What you will do: Scan the records below. List lines holding "core".

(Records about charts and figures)

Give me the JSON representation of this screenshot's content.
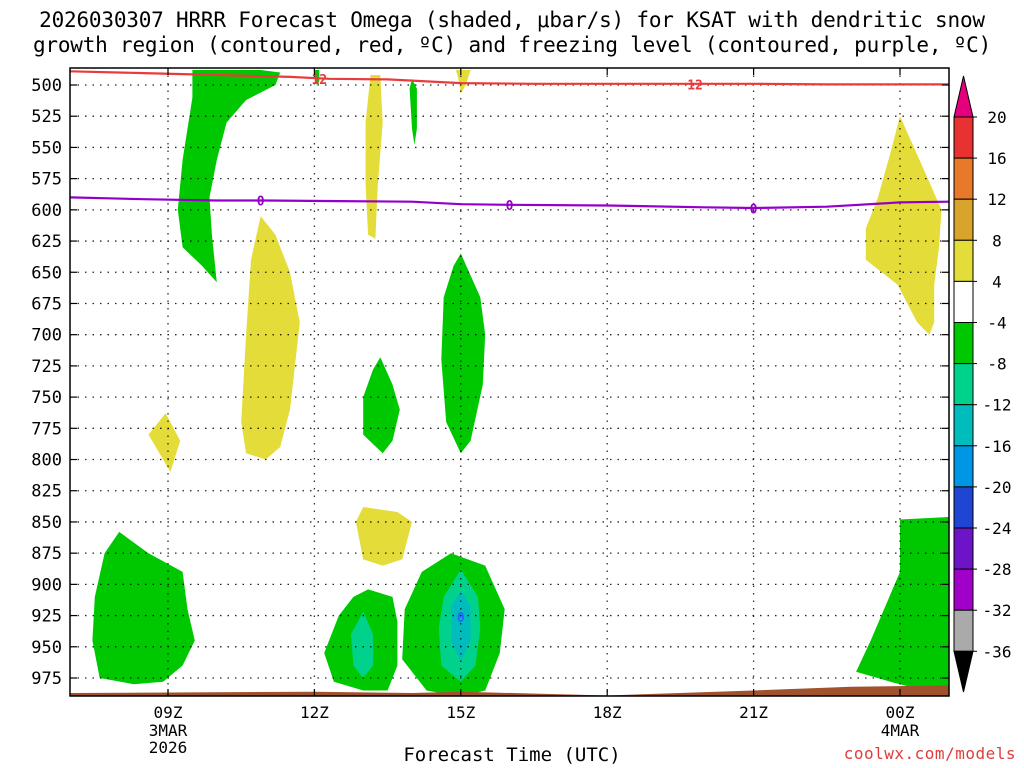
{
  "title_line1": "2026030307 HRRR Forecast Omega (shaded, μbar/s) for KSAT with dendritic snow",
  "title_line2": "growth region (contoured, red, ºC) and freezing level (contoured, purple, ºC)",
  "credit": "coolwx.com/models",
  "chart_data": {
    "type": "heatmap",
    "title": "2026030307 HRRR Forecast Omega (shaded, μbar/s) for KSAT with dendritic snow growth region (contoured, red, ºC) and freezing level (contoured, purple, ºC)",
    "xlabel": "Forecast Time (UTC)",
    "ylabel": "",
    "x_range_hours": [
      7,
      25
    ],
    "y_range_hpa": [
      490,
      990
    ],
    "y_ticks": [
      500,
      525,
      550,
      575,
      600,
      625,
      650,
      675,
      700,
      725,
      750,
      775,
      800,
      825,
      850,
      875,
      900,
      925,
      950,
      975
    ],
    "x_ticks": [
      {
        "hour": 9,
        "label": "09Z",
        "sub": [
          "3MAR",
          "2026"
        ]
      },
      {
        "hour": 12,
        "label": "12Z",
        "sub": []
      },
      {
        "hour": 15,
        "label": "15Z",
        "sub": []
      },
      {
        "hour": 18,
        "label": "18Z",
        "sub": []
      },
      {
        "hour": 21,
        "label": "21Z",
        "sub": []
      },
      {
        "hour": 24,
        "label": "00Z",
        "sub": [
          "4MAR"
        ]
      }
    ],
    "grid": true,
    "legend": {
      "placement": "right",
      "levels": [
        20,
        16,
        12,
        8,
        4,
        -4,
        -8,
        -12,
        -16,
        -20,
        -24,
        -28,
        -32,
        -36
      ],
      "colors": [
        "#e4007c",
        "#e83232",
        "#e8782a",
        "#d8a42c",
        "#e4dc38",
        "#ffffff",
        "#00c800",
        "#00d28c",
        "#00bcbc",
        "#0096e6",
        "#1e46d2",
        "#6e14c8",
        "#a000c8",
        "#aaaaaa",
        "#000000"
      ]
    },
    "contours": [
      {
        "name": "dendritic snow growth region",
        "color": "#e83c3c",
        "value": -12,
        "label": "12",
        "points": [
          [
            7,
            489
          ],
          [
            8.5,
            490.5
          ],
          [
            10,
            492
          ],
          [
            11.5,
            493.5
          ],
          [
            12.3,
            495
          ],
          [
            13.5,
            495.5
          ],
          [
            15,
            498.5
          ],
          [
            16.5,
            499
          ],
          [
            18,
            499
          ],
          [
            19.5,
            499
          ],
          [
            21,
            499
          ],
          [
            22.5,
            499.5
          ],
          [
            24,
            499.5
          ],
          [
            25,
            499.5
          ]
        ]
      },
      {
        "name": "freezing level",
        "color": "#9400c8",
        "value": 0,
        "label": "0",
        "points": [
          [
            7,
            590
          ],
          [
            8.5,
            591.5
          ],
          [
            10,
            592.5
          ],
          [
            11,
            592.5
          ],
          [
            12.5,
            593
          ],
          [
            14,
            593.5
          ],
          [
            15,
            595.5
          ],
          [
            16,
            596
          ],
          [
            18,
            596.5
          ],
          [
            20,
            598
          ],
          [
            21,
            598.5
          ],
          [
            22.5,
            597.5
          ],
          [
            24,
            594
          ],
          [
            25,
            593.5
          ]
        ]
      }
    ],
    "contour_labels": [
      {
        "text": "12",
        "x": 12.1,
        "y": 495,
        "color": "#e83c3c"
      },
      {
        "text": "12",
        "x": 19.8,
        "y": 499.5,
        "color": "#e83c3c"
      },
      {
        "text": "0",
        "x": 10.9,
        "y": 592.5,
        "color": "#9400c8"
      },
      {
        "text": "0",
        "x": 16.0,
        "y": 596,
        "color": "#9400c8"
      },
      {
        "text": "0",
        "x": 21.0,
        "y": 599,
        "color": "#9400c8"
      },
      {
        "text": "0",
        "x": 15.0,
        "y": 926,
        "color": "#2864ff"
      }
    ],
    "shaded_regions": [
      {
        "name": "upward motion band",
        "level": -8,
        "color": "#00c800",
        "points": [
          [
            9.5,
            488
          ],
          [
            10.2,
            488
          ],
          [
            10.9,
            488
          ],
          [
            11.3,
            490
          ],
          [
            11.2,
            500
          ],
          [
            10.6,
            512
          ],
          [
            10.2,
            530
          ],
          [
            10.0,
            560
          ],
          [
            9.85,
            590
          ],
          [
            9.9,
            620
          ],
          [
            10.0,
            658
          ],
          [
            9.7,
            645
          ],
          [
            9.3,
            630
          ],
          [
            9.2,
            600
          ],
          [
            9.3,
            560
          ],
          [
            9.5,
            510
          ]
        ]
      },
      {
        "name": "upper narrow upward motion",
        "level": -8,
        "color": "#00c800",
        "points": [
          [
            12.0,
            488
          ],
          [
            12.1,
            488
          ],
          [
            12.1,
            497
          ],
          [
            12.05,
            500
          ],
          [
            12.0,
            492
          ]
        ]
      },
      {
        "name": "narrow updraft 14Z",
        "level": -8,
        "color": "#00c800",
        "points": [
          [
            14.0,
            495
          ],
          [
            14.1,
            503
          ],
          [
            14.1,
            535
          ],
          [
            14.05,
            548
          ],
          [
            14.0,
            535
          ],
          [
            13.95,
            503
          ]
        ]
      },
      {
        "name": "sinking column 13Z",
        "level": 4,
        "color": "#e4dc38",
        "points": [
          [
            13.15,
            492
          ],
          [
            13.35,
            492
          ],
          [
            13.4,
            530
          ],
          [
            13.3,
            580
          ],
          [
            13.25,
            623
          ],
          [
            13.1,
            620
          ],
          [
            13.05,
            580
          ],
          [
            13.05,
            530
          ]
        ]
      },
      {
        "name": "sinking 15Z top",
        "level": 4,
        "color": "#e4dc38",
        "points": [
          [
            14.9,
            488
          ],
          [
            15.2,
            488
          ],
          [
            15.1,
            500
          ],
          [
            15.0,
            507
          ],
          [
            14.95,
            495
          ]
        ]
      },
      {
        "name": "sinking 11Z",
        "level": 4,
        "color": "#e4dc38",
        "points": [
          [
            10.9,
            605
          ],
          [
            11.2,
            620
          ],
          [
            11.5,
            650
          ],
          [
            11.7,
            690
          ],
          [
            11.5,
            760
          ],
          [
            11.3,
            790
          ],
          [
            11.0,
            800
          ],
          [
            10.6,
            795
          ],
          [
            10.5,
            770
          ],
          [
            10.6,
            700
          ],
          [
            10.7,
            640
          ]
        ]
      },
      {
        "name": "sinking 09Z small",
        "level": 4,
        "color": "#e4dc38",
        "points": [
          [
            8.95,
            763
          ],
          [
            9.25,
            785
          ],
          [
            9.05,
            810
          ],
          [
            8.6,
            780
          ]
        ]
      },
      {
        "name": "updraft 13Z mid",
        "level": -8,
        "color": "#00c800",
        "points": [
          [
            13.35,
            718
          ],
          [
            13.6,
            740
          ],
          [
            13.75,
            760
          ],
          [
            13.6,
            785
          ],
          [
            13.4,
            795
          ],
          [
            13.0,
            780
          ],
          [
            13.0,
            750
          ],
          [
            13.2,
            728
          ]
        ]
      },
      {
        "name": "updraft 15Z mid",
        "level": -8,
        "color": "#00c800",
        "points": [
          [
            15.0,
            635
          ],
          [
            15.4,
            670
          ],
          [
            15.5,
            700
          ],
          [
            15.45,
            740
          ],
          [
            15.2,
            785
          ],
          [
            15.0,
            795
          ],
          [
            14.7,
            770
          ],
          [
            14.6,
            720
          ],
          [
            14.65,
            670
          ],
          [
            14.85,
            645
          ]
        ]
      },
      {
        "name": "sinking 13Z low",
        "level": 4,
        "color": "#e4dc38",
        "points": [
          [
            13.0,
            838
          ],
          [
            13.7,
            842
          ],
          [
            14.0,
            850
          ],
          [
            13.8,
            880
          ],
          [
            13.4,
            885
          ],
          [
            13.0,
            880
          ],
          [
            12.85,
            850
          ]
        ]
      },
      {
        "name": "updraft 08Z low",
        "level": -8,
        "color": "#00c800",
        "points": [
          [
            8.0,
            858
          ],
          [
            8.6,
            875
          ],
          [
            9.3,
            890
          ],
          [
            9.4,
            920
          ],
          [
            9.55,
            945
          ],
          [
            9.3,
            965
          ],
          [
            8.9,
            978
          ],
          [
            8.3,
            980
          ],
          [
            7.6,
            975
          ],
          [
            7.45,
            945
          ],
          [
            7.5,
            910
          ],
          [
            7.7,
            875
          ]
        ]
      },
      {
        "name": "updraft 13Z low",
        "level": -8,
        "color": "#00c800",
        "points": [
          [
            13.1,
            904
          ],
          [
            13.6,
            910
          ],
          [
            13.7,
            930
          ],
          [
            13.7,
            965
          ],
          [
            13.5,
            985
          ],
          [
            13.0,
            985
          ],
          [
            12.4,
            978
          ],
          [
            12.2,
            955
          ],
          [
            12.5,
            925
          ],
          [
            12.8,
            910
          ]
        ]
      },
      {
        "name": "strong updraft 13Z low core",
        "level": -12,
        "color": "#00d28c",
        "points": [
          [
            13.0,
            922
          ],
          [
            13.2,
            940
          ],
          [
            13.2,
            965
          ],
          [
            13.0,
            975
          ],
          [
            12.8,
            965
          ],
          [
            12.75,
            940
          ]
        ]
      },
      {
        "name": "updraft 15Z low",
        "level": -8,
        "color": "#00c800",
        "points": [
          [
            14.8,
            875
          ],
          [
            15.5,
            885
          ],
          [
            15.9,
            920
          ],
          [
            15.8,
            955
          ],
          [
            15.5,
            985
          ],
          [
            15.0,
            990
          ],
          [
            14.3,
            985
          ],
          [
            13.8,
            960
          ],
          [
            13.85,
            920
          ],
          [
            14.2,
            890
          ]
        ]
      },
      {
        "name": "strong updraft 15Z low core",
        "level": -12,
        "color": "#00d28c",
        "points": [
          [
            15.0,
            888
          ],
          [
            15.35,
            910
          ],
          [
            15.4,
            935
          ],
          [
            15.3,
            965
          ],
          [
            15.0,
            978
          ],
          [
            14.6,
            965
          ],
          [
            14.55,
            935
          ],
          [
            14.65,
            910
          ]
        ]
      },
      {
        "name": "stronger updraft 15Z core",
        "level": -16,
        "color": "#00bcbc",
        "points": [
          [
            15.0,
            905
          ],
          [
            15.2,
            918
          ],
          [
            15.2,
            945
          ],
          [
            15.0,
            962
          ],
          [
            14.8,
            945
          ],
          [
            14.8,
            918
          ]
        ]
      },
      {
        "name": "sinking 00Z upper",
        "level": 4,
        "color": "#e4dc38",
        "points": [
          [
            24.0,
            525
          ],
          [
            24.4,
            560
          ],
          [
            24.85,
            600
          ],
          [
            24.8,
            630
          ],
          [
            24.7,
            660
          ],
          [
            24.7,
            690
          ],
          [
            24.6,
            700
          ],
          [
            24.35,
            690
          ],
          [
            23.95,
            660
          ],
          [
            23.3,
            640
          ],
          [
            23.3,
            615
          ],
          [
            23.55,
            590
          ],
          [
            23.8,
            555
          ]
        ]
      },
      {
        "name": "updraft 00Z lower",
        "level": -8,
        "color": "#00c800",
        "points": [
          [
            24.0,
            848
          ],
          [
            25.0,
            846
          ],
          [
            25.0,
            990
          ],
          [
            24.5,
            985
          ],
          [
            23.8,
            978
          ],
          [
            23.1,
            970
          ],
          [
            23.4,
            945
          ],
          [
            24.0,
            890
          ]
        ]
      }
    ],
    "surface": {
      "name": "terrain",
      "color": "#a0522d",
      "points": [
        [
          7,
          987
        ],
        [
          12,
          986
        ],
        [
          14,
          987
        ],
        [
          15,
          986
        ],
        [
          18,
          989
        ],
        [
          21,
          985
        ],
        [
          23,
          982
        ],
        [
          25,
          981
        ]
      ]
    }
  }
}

Completed exercise:
        "name": "strong updraft 13Z low core",
        "name": "strong updraft 15Z low core",
        "name": "stronger updraft 15Z core",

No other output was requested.